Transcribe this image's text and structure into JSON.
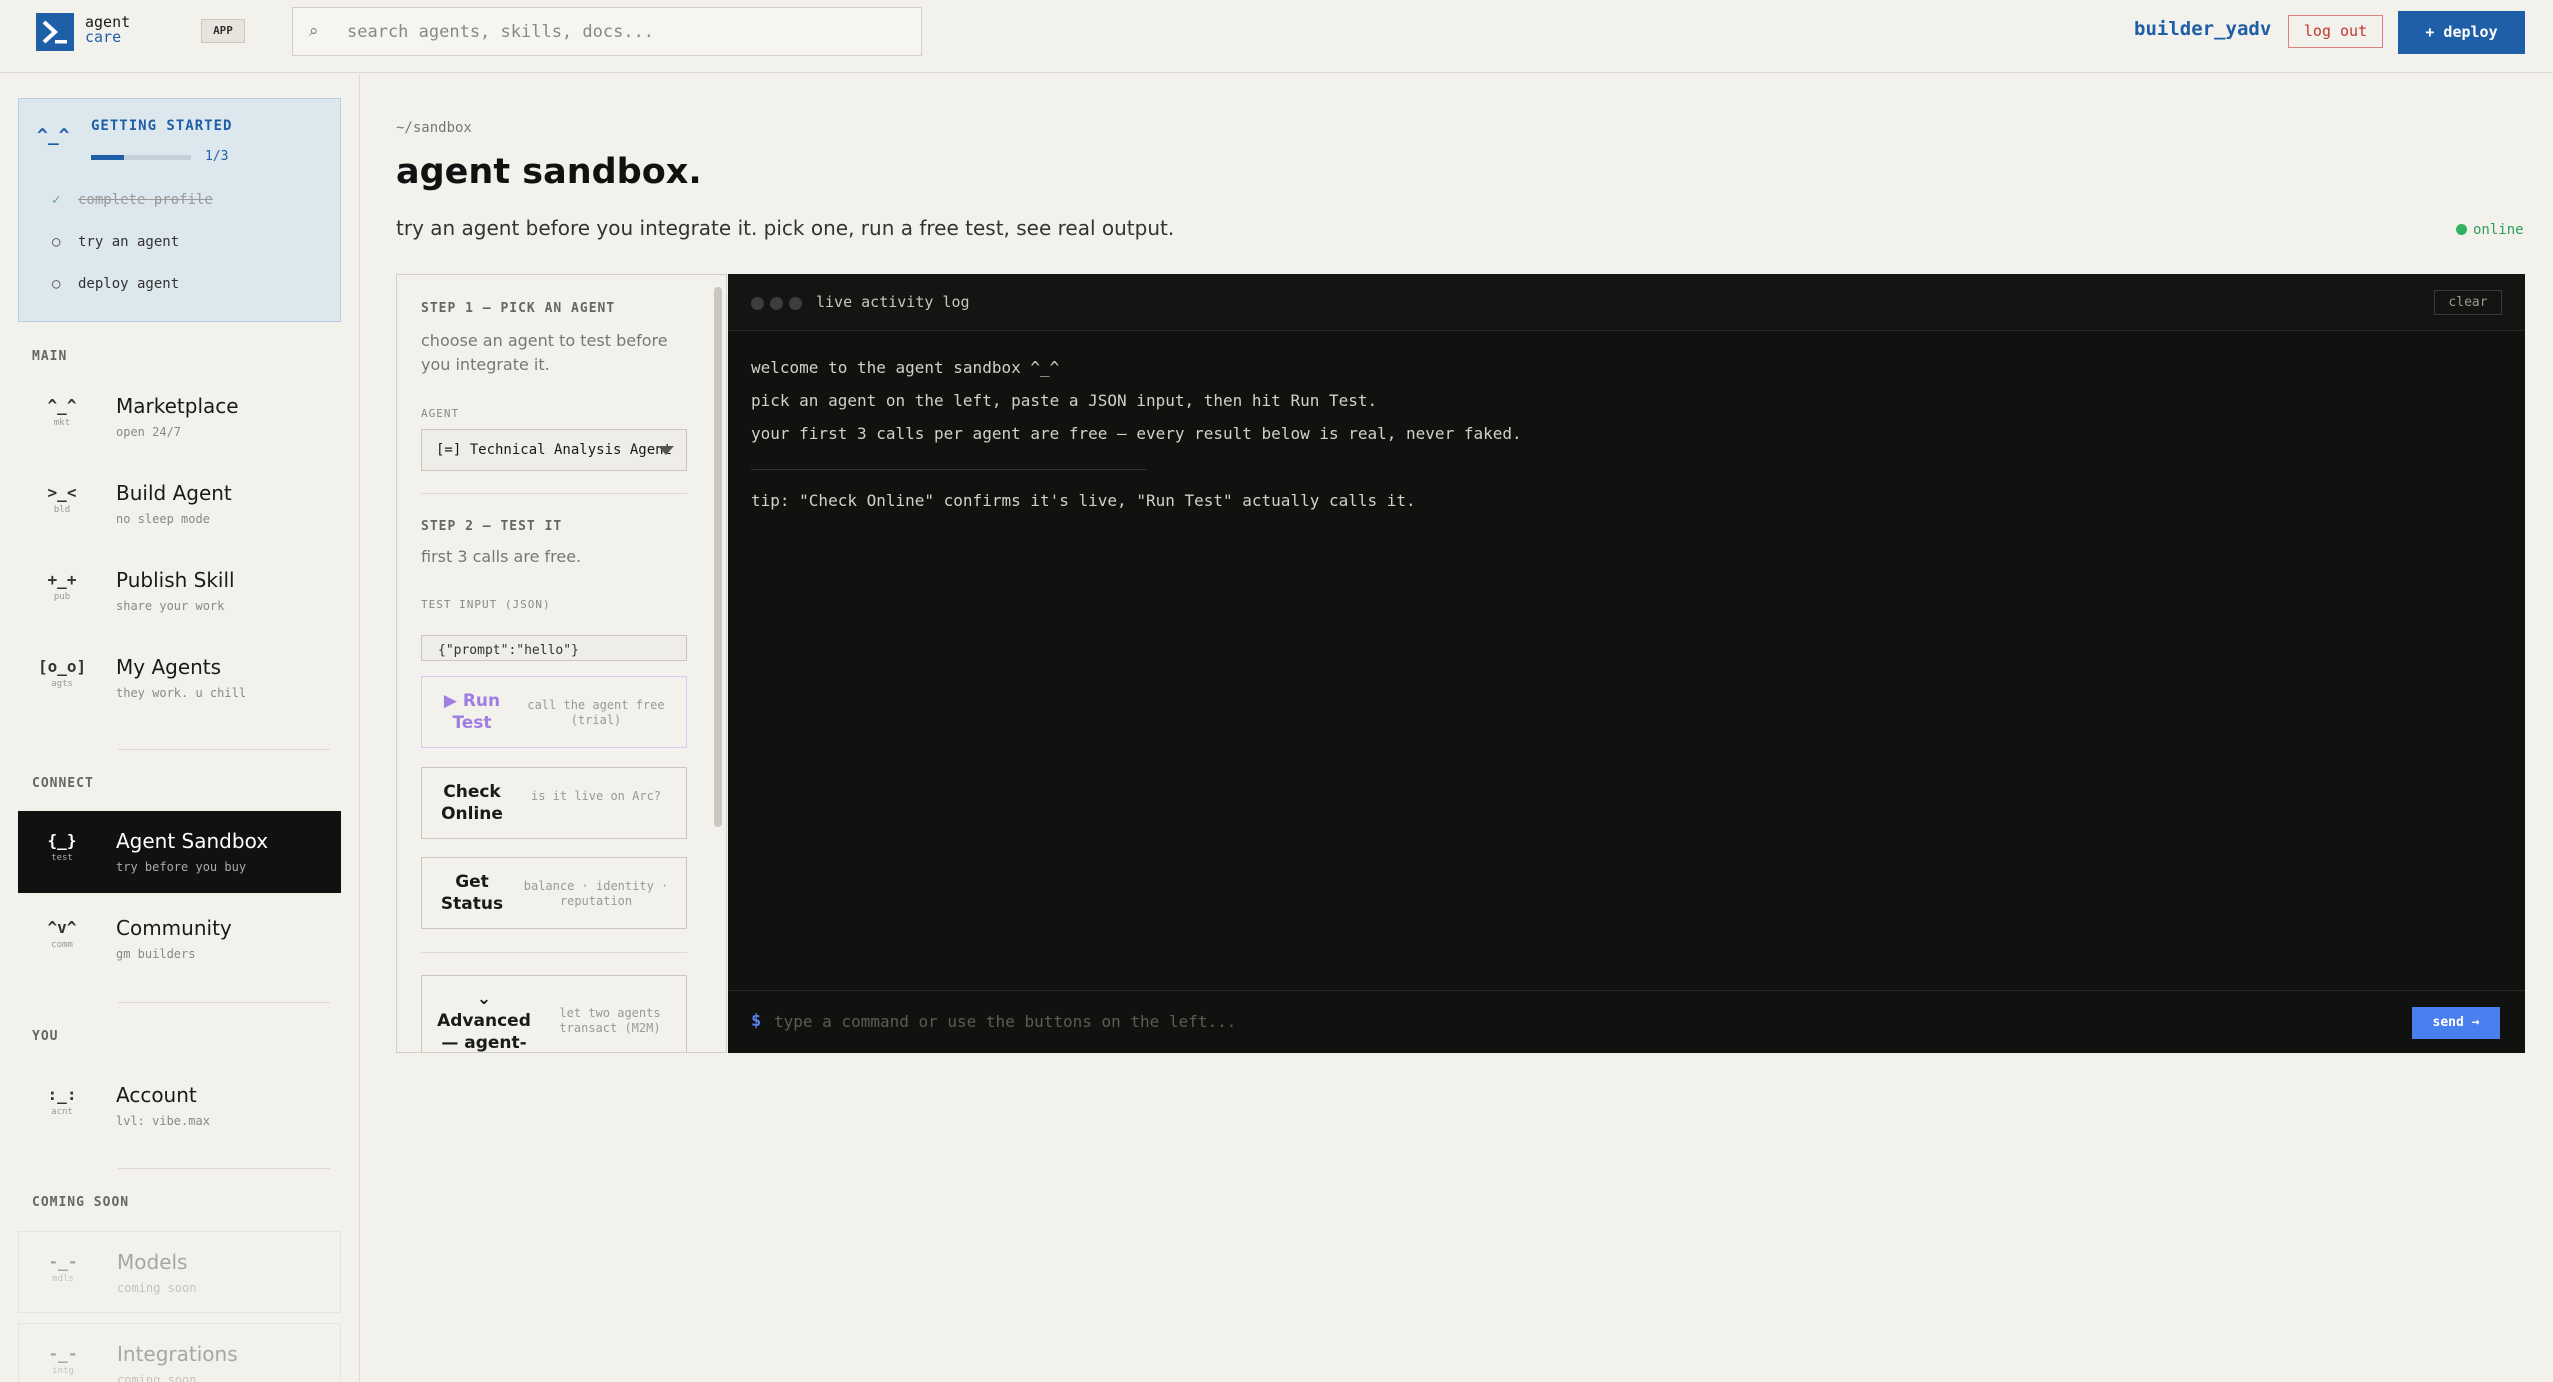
{
  "header": {
    "logo_line1": "agent",
    "logo_line2": "care",
    "app_badge": "APP",
    "search_placeholder": "search agents, skills, docs...",
    "username": "builder_yadv",
    "logout_label": "log out",
    "deploy_label": "+ deploy"
  },
  "getting_started": {
    "face": "^_^",
    "title": "GETTING STARTED",
    "progress_text": "1/3",
    "progress_fraction": 0.33,
    "items": [
      {
        "mark": "✓",
        "label": "complete profile",
        "done": true
      },
      {
        "mark": "○",
        "label": "try an agent",
        "done": false
      },
      {
        "mark": "○",
        "label": "deploy agent",
        "done": false
      }
    ]
  },
  "sidebar": {
    "sections": {
      "main": "MAIN",
      "connect": "CONNECT",
      "you": "YOU",
      "coming_soon": "COMING SOON"
    },
    "items": [
      {
        "icon": "^_^",
        "icon_sub": "mkt",
        "label": "Marketplace",
        "sub": "open 24/7"
      },
      {
        "icon": ">_<",
        "icon_sub": "bld",
        "label": "Build Agent",
        "sub": "no sleep mode"
      },
      {
        "icon": "+_+",
        "icon_sub": "pub",
        "label": "Publish Skill",
        "sub": "share your work"
      },
      {
        "icon": "[o_o]",
        "icon_sub": "agts",
        "label": "My Agents",
        "sub": "they work. u chill"
      },
      {
        "icon": "{_}",
        "icon_sub": "test",
        "label": "Agent Sandbox",
        "sub": "try before you buy"
      },
      {
        "icon": "^v^",
        "icon_sub": "comm",
        "label": "Community",
        "sub": "gm builders"
      },
      {
        "icon": ":_:",
        "icon_sub": "acnt",
        "label": "Account",
        "sub": "lvl: vibe.max"
      },
      {
        "icon": "-_-",
        "icon_sub": "mdls",
        "label": "Models",
        "sub": "coming soon"
      },
      {
        "icon": "-_-",
        "icon_sub": "intg",
        "label": "Integrations",
        "sub": "coming soon"
      }
    ]
  },
  "main": {
    "breadcrumb": "~/sandbox",
    "title": "agent sandbox.",
    "subtitle": "try an agent before you integrate it. pick one, run a free test, see real output.",
    "status": "online"
  },
  "panel": {
    "step1_title": "STEP 1 — PICK AN AGENT",
    "step1_help": "choose an agent to test before you integrate it.",
    "agent_label": "AGENT",
    "agent_value": "[=] Technical Analysis Agent",
    "step2_title": "STEP 2 — TEST IT",
    "step2_help": "first 3 calls are free.",
    "input_label": "TEST INPUT (JSON)",
    "input_value": "{\"prompt\":\"hello\"}",
    "buttons": [
      {
        "label": "▶ Run Test",
        "desc": "call the agent free (trial)"
      },
      {
        "label": "Check Online",
        "desc": "is it live on Arc?"
      },
      {
        "label": "Get Status",
        "desc": "balance · identity · reputation"
      },
      {
        "label": "⌄ Advanced — agent-to-agent",
        "desc": "let two agents transact (M2M)"
      }
    ]
  },
  "terminal": {
    "title": "live activity log",
    "clear_label": "clear",
    "lines": [
      "welcome to the agent sandbox ^_^",
      "pick an agent on the left, paste a JSON input, then hit Run Test.",
      "your first 3 calls per agent are free — every result below is real, never faked."
    ],
    "tip": "tip: \"Check Online\" confirms it's live, \"Run Test\" actually calls it.",
    "prompt_symbol": "$",
    "command_placeholder": "type a command or use the buttons on the left...",
    "send_label": "send →"
  }
}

■ ■ ■

#### WHAT THE TASK REQUIRES:
Transcribe every entry word for word, but omit the pictures.

#### COMPLETE OUTPUT:
Transcribe this image's text and structure into JSON.
{
  "header": {
    "logo_line1": "agent",
    "logo_line2": "care",
    "app_badge": "APP",
    "search_placeholder": "search agents, skills, docs...",
    "username": "builder_yadv",
    "logout_label": "log out",
    "deploy_label": "+ deploy"
  },
  "getting_started": {
    "face": "^_^",
    "title": "GETTING STARTED",
    "progress_text": "1/3",
    "progress_fraction": 0.33,
    "items": [
      {
        "mark": "✓",
        "label": "complete profile",
        "done": true
      },
      {
        "mark": "○",
        "label": "try an agent",
        "done": false
      },
      {
        "mark": "○",
        "label": "deploy agent",
        "done": false
      }
    ]
  },
  "sidebar": {
    "sections": {
      "main": "MAIN",
      "connect": "CONNECT",
      "you": "YOU",
      "coming_soon": "COMING SOON"
    },
    "items": [
      {
        "icon": "^_^",
        "icon_sub": "mkt",
        "label": "Marketplace",
        "sub": "open 24/7"
      },
      {
        "icon": ">_<",
        "icon_sub": "bld",
        "label": "Build Agent",
        "sub": "no sleep mode"
      },
      {
        "icon": "+_+",
        "icon_sub": "pub",
        "label": "Publish Skill",
        "sub": "share your work"
      },
      {
        "icon": "[o_o]",
        "icon_sub": "agts",
        "label": "My Agents",
        "sub": "they work. u chill"
      },
      {
        "icon": "{_}",
        "icon_sub": "test",
        "label": "Agent Sandbox",
        "sub": "try before you buy"
      },
      {
        "icon": "^v^",
        "icon_sub": "comm",
        "label": "Community",
        "sub": "gm builders"
      },
      {
        "icon": ":_:",
        "icon_sub": "acnt",
        "label": "Account",
        "sub": "lvl: vibe.max"
      },
      {
        "icon": "-_-",
        "icon_sub": "mdls",
        "label": "Models",
        "sub": "coming soon"
      },
      {
        "icon": "-_-",
        "icon_sub": "intg",
        "label": "Integrations",
        "sub": "coming soon"
      }
    ]
  },
  "main": {
    "breadcrumb": "~/sandbox",
    "title": "agent sandbox.",
    "subtitle": "try an agent before you integrate it. pick one, run a free test, see real output.",
    "status": "online"
  },
  "panel": {
    "step1_title": "STEP 1 — PICK AN AGENT",
    "step1_help": "choose an agent to test before you integrate it.",
    "agent_label": "AGENT",
    "agent_value": "[=] Technical Analysis Agent",
    "step2_title": "STEP 2 — TEST IT",
    "step2_help": "first 3 calls are free.",
    "input_label": "TEST INPUT (JSON)",
    "input_value": "{\"prompt\":\"hello\"}",
    "buttons": [
      {
        "label": "▶ Run Test",
        "desc": "call the agent free (trial)"
      },
      {
        "label": "Check Online",
        "desc": "is it live on Arc?"
      },
      {
        "label": "Get Status",
        "desc": "balance · identity · reputation"
      },
      {
        "label": "⌄ Advanced — agent-to-agent",
        "desc": "let two agents transact (M2M)"
      }
    ]
  },
  "terminal": {
    "title": "live activity log",
    "clear_label": "clear",
    "lines": [
      "welcome to the agent sandbox ^_^",
      "pick an agent on the left, paste a JSON input, then hit Run Test.",
      "your first 3 calls per agent are free — every result below is real, never faked."
    ],
    "tip": "tip: \"Check Online\" confirms it's live, \"Run Test\" actually calls it.",
    "prompt_symbol": "$",
    "command_placeholder": "type a command or use the buttons on the left...",
    "send_label": "send →"
  }
}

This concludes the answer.